WHAT IS EXPECTED » Reproduce the data below verbatim, from its first line through the line containing "rolling-on-floor-laughing-emoji-icon <box>774 1150", both lines included.

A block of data

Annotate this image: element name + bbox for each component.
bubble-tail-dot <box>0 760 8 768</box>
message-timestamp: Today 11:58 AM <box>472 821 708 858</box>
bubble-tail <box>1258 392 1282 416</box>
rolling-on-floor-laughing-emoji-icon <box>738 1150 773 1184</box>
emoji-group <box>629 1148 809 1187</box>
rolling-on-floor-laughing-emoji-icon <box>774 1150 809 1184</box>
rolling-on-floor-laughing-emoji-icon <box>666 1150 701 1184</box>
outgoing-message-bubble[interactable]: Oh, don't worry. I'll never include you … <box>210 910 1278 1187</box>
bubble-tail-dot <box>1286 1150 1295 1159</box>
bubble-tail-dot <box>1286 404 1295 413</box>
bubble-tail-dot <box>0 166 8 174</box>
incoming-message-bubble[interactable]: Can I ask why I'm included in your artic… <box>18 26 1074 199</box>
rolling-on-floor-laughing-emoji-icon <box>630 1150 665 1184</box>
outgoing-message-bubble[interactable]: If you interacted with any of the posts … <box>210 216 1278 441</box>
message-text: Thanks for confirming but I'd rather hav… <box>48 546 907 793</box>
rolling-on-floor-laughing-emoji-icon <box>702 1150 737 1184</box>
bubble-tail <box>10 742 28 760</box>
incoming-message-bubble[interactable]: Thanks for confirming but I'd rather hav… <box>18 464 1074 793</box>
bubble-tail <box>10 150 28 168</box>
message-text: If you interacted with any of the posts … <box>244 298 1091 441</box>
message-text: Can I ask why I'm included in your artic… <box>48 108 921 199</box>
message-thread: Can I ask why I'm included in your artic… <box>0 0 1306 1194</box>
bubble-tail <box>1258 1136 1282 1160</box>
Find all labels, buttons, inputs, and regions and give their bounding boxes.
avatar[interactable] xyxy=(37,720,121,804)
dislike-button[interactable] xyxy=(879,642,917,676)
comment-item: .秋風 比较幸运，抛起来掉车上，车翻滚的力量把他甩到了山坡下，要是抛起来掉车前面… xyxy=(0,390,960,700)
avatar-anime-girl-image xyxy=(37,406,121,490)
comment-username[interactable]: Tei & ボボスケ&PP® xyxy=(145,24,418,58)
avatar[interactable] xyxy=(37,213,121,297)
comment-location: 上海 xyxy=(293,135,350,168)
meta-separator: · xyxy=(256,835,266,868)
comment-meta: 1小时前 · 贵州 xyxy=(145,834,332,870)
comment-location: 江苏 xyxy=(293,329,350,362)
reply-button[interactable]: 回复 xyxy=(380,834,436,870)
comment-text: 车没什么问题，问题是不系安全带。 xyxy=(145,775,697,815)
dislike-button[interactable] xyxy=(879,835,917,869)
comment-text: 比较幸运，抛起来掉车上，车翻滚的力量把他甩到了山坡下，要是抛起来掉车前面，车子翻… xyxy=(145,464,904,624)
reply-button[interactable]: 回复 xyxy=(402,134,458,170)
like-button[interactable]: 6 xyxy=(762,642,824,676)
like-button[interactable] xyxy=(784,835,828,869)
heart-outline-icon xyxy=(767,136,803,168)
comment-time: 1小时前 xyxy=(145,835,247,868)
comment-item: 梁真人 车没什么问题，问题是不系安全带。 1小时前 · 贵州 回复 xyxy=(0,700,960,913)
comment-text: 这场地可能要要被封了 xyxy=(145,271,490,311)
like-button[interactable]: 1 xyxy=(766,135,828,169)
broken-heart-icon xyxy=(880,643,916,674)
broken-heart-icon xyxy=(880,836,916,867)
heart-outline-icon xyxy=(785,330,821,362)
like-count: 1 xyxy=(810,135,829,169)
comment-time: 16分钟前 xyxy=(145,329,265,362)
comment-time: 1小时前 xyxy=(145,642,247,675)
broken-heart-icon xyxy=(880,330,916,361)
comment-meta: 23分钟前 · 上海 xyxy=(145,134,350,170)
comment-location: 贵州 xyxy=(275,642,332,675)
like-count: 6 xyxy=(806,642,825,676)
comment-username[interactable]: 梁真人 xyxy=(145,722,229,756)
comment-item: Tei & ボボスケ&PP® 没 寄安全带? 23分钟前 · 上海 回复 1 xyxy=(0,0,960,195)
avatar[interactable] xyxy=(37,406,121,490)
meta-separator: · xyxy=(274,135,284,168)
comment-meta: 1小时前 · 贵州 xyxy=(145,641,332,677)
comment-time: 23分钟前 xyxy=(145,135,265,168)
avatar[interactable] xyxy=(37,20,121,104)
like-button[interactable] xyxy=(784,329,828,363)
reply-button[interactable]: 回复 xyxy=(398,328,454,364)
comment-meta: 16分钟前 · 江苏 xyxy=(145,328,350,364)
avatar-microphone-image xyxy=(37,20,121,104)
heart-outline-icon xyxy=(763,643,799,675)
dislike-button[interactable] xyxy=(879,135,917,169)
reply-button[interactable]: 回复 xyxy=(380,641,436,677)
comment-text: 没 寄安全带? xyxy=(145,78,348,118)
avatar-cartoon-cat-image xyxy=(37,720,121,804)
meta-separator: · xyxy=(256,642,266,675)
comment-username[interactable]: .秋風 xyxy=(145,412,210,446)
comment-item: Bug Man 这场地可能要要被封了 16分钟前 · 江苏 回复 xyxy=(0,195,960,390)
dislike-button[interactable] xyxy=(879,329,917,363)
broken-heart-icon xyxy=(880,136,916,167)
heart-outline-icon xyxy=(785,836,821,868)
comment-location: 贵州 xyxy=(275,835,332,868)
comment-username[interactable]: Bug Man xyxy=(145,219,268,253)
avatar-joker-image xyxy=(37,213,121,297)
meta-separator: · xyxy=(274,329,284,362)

OUTPUT FOR THIS TASK »
Annotate this image: element name + bbox for each component.
bubble-tail-dot <box>0 760 8 768</box>
message-timestamp: Today 11:58 AM <box>472 821 708 858</box>
bubble-tail <box>1258 392 1282 416</box>
rolling-on-floor-laughing-emoji-icon <box>738 1150 773 1184</box>
emoji-group <box>629 1148 809 1187</box>
rolling-on-floor-laughing-emoji-icon <box>774 1150 809 1184</box>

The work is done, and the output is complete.